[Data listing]
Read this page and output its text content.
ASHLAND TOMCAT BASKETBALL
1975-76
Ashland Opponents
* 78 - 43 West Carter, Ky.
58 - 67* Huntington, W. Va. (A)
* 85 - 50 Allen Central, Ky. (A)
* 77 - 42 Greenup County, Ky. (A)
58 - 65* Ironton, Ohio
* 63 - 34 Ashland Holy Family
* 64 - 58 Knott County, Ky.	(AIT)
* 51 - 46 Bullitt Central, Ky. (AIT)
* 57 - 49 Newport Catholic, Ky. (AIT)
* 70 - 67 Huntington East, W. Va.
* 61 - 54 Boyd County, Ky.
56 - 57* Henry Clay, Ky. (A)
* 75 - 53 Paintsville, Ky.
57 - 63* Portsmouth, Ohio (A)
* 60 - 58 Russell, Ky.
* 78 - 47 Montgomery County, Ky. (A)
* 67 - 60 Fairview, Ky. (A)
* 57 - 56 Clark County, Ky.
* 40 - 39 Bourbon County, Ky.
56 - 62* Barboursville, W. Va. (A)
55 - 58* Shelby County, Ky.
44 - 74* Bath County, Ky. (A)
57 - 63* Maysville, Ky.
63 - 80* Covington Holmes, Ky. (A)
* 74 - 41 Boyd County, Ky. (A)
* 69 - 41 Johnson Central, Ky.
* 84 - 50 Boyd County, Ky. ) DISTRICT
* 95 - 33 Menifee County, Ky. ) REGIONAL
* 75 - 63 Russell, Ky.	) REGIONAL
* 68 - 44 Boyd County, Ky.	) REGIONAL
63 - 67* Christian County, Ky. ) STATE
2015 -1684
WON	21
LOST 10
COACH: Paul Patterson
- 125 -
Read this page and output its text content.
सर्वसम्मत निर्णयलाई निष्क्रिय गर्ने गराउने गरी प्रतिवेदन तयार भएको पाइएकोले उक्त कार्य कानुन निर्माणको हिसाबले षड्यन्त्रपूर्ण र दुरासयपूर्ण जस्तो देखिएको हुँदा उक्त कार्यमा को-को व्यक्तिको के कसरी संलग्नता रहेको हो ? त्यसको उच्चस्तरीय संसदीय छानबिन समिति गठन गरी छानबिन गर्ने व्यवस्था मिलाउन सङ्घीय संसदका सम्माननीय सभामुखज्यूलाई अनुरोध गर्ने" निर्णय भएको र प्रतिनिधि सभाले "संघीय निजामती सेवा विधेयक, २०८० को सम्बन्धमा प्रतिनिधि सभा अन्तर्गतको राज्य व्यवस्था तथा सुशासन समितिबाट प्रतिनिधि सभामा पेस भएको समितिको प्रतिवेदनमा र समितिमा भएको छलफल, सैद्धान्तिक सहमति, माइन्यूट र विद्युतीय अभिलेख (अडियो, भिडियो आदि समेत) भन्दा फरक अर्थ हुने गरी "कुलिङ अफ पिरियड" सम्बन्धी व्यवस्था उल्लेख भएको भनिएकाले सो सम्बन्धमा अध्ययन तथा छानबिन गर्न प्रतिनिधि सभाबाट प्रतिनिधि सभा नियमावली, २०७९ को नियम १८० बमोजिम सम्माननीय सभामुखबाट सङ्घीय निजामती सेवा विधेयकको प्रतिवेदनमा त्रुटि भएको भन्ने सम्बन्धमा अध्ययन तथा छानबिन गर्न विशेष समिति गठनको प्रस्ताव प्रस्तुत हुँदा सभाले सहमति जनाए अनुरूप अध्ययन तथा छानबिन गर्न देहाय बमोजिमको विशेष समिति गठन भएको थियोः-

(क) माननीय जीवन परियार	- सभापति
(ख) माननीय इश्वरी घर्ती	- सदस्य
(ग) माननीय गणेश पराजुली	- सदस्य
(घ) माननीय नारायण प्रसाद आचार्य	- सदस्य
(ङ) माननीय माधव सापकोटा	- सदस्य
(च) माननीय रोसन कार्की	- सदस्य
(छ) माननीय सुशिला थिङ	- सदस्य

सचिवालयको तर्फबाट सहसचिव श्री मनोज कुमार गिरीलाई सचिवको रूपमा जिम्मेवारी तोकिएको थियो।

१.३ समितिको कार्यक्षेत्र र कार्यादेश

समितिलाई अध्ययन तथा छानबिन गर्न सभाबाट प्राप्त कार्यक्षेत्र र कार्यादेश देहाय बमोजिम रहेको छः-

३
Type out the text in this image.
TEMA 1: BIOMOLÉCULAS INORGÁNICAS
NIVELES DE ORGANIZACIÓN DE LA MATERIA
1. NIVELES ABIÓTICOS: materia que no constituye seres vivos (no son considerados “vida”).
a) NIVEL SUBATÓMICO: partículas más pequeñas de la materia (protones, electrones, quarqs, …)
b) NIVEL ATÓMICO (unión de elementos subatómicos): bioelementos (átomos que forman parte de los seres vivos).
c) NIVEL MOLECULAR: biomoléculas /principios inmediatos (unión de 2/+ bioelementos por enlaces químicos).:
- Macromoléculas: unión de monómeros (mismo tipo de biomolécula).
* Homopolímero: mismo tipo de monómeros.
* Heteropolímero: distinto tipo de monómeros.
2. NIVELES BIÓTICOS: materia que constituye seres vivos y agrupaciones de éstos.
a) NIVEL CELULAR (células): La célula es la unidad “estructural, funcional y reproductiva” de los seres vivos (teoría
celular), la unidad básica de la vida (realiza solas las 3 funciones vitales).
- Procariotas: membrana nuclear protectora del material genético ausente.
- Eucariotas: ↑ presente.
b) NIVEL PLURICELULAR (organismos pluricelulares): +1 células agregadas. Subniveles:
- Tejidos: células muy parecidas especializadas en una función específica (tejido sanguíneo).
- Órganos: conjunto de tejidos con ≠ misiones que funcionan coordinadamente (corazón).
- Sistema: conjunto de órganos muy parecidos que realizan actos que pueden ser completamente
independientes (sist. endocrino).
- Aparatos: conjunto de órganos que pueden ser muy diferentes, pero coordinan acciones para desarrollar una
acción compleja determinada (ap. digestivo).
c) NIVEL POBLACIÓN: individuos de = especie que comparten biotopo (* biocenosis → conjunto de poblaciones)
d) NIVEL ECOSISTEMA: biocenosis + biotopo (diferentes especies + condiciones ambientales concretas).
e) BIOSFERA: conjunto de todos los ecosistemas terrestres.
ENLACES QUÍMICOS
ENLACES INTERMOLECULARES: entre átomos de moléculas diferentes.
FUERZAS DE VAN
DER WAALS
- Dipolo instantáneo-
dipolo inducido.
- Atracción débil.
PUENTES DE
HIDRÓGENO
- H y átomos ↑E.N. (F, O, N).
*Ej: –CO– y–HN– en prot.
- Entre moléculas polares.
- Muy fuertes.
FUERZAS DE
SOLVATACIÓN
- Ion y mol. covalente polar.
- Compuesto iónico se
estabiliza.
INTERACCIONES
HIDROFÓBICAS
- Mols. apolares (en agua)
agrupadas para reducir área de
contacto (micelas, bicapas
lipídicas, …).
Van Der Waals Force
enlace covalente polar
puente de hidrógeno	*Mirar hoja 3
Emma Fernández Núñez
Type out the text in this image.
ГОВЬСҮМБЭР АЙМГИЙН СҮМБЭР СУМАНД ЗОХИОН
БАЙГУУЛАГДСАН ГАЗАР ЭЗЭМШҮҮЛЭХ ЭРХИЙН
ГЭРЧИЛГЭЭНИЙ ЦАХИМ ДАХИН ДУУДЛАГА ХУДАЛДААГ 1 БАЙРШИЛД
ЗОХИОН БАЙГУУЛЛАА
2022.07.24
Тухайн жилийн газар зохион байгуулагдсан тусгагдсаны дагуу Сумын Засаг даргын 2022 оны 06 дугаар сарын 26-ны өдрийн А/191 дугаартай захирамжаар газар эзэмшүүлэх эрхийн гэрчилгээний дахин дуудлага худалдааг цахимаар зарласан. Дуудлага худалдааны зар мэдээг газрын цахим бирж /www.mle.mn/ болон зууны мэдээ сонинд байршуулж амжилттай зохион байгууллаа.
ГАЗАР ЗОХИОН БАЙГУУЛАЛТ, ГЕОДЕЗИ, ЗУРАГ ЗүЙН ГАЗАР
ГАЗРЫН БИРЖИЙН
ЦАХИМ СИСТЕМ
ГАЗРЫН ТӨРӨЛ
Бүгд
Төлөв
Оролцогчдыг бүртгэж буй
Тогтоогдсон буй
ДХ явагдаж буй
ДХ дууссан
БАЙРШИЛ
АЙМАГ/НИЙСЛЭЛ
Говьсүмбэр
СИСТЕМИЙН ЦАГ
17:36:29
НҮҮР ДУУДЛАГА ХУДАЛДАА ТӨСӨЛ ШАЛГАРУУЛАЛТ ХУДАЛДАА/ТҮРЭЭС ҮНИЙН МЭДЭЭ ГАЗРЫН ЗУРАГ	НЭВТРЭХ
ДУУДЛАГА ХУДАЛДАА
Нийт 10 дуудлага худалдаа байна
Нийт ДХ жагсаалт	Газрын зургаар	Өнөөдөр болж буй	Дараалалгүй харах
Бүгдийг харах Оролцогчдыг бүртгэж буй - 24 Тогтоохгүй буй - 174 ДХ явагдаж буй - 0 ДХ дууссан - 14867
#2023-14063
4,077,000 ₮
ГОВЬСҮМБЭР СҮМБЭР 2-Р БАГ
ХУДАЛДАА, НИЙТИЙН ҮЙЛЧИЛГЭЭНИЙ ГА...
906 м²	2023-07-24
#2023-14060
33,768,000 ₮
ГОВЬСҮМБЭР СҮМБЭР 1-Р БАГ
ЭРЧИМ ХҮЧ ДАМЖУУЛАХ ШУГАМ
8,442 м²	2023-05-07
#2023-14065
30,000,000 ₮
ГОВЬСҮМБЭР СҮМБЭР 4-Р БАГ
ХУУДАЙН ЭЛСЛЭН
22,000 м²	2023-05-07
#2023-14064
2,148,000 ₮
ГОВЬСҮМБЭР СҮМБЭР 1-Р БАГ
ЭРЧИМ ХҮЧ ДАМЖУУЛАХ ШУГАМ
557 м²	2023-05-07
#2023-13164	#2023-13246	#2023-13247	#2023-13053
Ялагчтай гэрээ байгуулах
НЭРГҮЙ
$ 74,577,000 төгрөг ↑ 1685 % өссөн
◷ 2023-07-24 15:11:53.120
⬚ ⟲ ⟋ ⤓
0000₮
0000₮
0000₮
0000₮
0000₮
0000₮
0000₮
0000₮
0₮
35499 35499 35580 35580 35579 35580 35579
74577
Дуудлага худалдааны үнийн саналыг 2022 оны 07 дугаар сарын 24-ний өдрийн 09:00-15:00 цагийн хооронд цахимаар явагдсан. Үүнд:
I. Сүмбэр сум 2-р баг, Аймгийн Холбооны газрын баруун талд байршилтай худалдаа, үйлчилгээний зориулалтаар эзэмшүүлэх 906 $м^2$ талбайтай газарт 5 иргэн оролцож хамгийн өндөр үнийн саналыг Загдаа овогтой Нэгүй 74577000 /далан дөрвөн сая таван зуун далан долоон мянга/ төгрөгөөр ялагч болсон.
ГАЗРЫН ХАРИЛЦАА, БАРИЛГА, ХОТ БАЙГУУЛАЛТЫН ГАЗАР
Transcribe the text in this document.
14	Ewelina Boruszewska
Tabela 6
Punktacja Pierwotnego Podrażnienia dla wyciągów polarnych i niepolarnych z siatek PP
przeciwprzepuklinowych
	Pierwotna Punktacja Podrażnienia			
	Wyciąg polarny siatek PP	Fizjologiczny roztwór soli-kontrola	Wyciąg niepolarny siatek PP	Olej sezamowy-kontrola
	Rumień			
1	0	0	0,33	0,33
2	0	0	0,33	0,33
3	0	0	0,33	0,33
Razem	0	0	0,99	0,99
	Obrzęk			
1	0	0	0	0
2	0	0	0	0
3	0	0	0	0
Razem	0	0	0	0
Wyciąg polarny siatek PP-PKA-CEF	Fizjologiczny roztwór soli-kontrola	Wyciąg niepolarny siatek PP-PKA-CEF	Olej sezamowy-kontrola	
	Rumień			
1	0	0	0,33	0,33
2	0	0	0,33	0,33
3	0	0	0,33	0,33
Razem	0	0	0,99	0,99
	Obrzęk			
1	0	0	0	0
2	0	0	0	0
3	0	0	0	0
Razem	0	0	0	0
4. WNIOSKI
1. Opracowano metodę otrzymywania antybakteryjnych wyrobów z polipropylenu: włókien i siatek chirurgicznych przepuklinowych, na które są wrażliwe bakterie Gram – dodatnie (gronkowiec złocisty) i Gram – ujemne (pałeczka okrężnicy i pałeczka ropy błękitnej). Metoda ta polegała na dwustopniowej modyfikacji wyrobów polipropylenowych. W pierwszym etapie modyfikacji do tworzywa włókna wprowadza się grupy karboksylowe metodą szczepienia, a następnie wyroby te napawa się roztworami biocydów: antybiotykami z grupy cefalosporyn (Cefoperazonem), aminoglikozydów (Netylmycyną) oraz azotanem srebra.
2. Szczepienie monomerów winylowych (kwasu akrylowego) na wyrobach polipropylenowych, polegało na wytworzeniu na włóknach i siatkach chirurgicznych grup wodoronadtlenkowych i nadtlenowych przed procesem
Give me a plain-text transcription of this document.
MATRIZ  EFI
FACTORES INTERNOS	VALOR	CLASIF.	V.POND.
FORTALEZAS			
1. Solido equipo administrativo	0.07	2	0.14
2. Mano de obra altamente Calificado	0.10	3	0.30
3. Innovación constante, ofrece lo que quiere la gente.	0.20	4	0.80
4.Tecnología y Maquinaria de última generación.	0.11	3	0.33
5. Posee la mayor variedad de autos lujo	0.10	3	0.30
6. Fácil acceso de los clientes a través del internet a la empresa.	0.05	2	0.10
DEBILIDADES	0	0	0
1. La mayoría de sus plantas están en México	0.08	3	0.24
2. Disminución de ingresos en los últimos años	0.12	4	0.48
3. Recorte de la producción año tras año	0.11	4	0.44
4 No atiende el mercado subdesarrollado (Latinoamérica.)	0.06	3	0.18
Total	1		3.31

REQUIRED TASK: Pick out each line containing the string "covalente" and copy it.

RESPONSE TO THE TASK:
- Ion y mol. covalente polar.
enlace covalente polar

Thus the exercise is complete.